Input for this task =>
★ ★ ★ ★
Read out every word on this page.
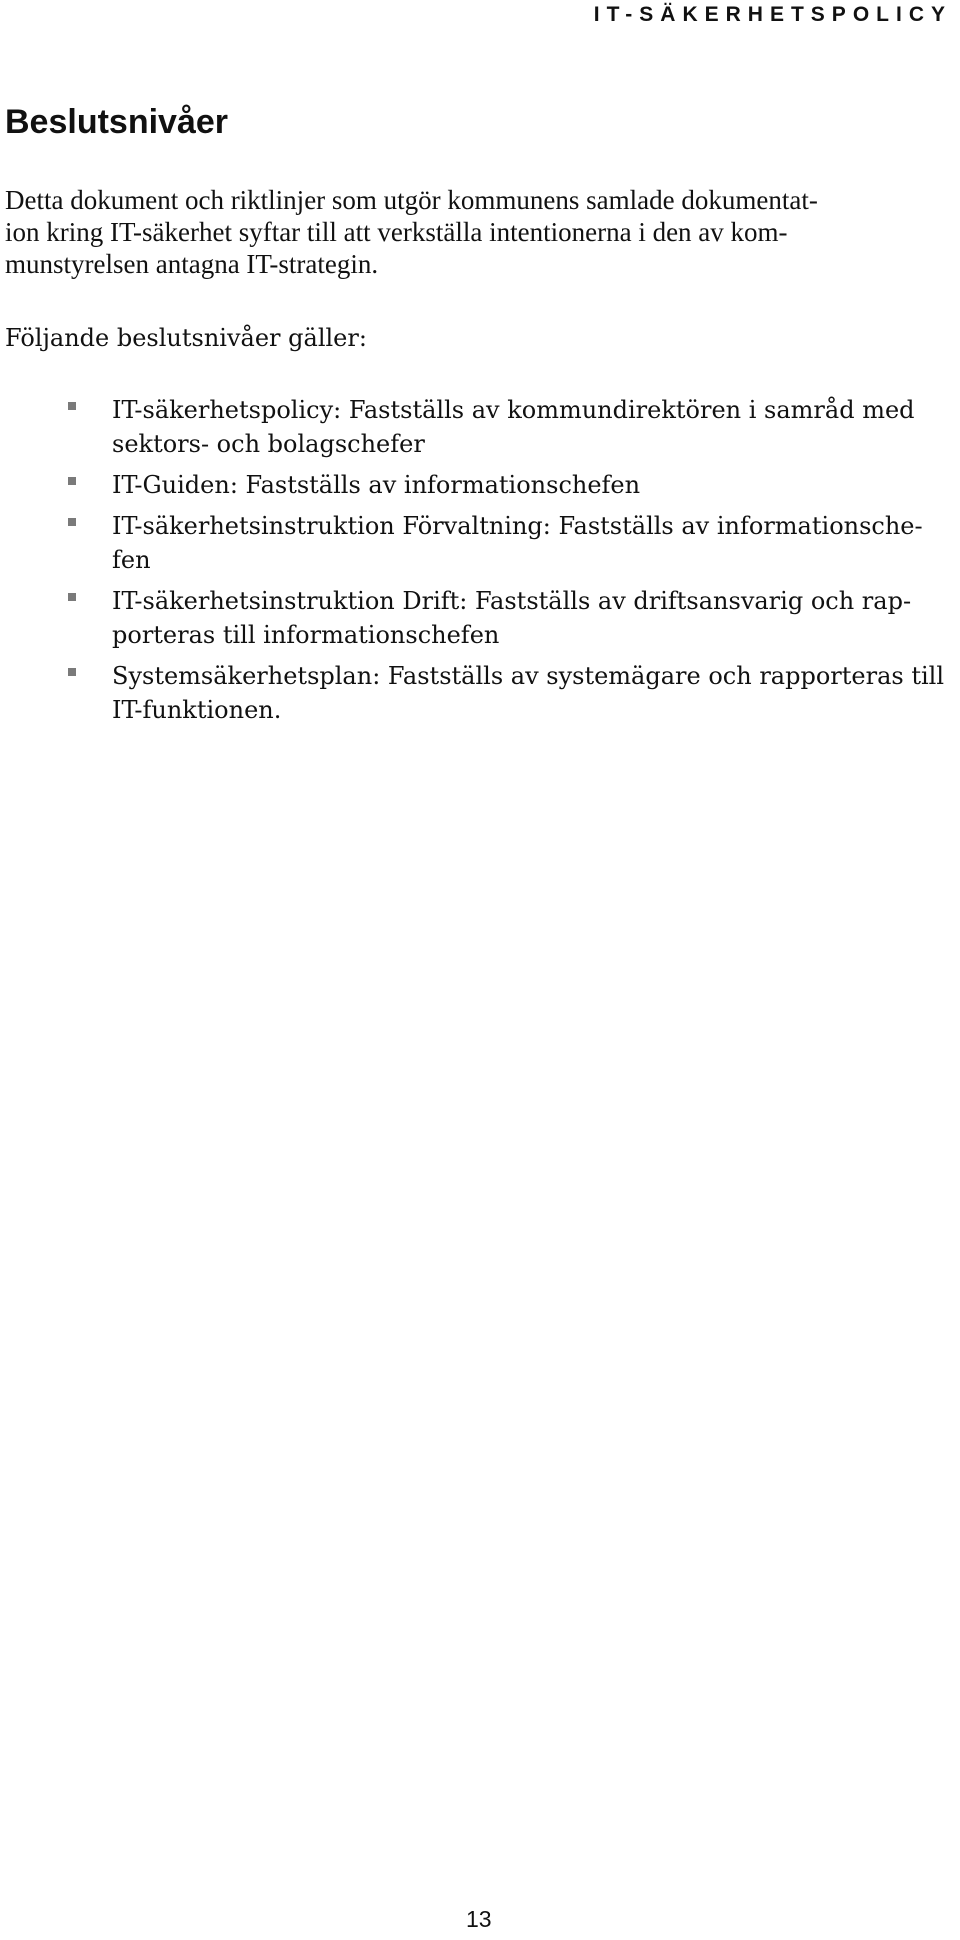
IT-SÄKERHETSPOLICY
Beslutsnivåer

Detta dokument och riktlinjer som utgör kommunens samlade dokumentat-
ion kring IT-säkerhet syftar till att verkställa intentionerna i den av kom-
munstyrelsen antagna IT-strategin.

Följande beslutsnivåer gäller:

IT-säkerhetspolicy: Fastställs av kommundirektören i samråd med
sektors- och bolagschefer
IT-Guiden: Fastställs av informationschefen
IT-säkerhetsinstruktion Förvaltning: Fastställs av informationsche-
fen
IT-säkerhetsinstruktion Drift: Fastställs av driftsansvarig och rap-
porteras till informationschefen
Systemsäkerhetsplan: Fastställs av systemägare och rapporteras till
IT-funktionen.
13
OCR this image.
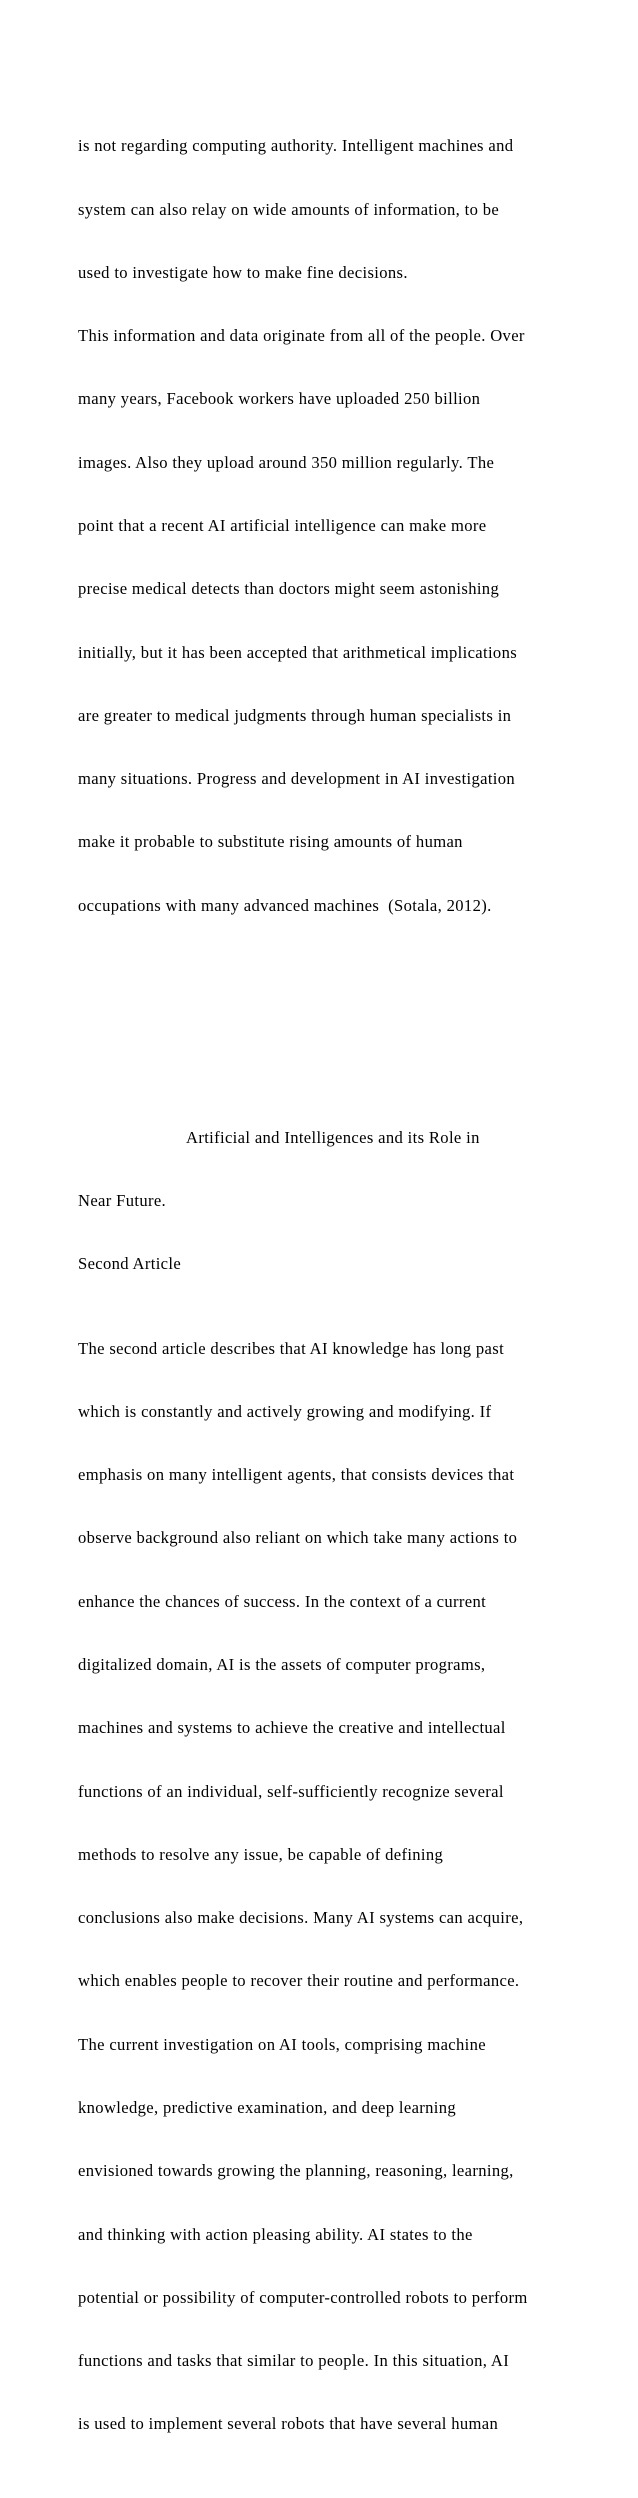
is not regarding computing authority. Intelligent machines and

system can also relay on wide amounts of information, to be

used to investigate how to make fine decisions.

This information and data originate from all of the people. Over

many years, Facebook workers have uploaded 250 billion

images. Also they upload around 350 million regularly. The

point that a recent AI artificial intelligence can make more

precise medical detects than doctors might seem astonishing

initially, but it has been accepted that arithmetical implications

are greater to medical judgments through human specialists in

many situations. Progress and development in AI investigation

make it probable to substitute rising amounts of human

occupations with many advanced machines  (Sotala, 2012).

Artificial and Intelligences and its Role in

Near Future.

Second Article

The second article describes that AI knowledge has long past

which is constantly and actively growing and modifying. If

emphasis on many intelligent agents, that consists devices that

observe background also reliant on which take many actions to

enhance the chances of success. In the context of a current

digitalized domain, AI is the assets of computer programs,

machines and systems to achieve the creative and intellectual

functions of an individual, self-sufficiently recognize several

methods to resolve any issue, be capable of defining

conclusions also make decisions. Many AI systems can acquire,

which enables people to recover their routine and performance.

The current investigation on AI tools, comprising machine

knowledge, predictive examination, and deep learning

envisioned towards growing the planning, reasoning, learning,

and thinking with action pleasing ability. AI states to the

potential or possibility of computer-controlled robots to perform

functions and tasks that similar to people. In this situation, AI

is used to implement several robots that have several human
★ ★ ★ ★
Task directions => Find the string "growing" in the entries above and return each line that holds it.

Exercise answer =>
which is constantly and actively growing and modifying. If
envisioned towards growing the planning, reasoning, learning,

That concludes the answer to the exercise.